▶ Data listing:
================

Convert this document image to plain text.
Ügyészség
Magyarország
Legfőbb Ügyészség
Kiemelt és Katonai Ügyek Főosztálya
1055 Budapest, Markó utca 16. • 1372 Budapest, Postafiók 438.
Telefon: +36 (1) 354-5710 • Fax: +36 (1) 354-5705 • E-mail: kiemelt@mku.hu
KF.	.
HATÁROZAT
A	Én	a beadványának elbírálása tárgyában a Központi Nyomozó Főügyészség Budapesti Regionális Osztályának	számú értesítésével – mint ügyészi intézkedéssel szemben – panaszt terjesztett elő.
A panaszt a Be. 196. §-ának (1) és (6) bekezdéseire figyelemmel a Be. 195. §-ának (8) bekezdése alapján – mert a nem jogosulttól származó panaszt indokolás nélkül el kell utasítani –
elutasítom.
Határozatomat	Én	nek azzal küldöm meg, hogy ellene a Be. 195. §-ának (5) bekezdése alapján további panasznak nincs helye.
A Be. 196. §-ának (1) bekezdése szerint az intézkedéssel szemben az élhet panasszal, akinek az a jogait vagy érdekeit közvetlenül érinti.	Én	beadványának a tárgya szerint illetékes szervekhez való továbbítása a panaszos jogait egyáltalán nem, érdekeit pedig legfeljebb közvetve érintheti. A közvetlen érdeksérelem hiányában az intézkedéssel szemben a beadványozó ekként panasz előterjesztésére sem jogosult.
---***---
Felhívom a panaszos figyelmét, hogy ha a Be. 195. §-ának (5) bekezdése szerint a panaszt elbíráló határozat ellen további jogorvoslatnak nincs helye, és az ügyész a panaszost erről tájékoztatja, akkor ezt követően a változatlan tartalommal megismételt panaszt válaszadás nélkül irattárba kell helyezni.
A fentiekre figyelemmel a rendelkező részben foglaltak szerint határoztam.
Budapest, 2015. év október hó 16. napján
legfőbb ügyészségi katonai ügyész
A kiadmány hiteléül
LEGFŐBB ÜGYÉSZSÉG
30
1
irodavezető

================

▶ Aim of the task: Repeat every record, keeping each word and mark exactly as it is.

▶ Output:
Convert this document image to plain text.
Ügyészség
Magyarország
Legfőbb Ügyészség
Kiemelt és Katonai Ügyek Főosztálya
1055 Budapest, Markó utca 16. • 1372 Budapest, Postafiók 438.
Telefon: +36 (1) 354-5710 • Fax: +36 (1) 354-5705 • E-mail: kiemelt@mku.hu
KF.	.
HATÁROZAT
A	Én	a beadványának elbírálása tárgyában a Központi Nyomozó Főügyészség Budapesti Regionális Osztályának	számú értesítésével – mint ügyészi intézkedéssel szemben – panaszt terjesztett elő.
A panaszt a Be. 196. §-ának (1) és (6) bekezdéseire figyelemmel a Be. 195. §-ának (8) bekezdése alapján – mert a nem jogosulttól származó panaszt indokolás nélkül el kell utasítani –
elutasítom.
Határozatomat	Én	nek azzal küldöm meg, hogy ellene a Be. 195. §-ának (5) bekezdése alapján további panasznak nincs helye.
A Be. 196. §-ának (1) bekezdése szerint az intézkedéssel szemben az élhet panasszal, akinek az a jogait vagy érdekeit közvetlenül érinti.	Én	beadványának a tárgya szerint illetékes szervekhez való továbbítása a panaszos jogait egyáltalán nem, érdekeit pedig legfeljebb közvetve érintheti. A közvetlen érdeksérelem hiányában az intézkedéssel szemben a beadványozó ekként panasz előterjesztésére sem jogosult.
---***---
Felhívom a panaszos figyelmét, hogy ha a Be. 195. §-ának (5) bekezdése szerint a panaszt elbíráló határozat ellen további jogorvoslatnak nincs helye, és az ügyész a panaszost erről tájékoztatja, akkor ezt követően a változatlan tartalommal megismételt panaszt válaszadás nélkül irattárba kell helyezni.
A fentiekre figyelemmel a rendelkező részben foglaltak szerint határoztam.
Budapest, 2015. év október hó 16. napján
legfőbb ügyészségi katonai ügyész
A kiadmány hiteléül
LEGFŐBB ÜGYÉSZSÉG
30
1
irodavezető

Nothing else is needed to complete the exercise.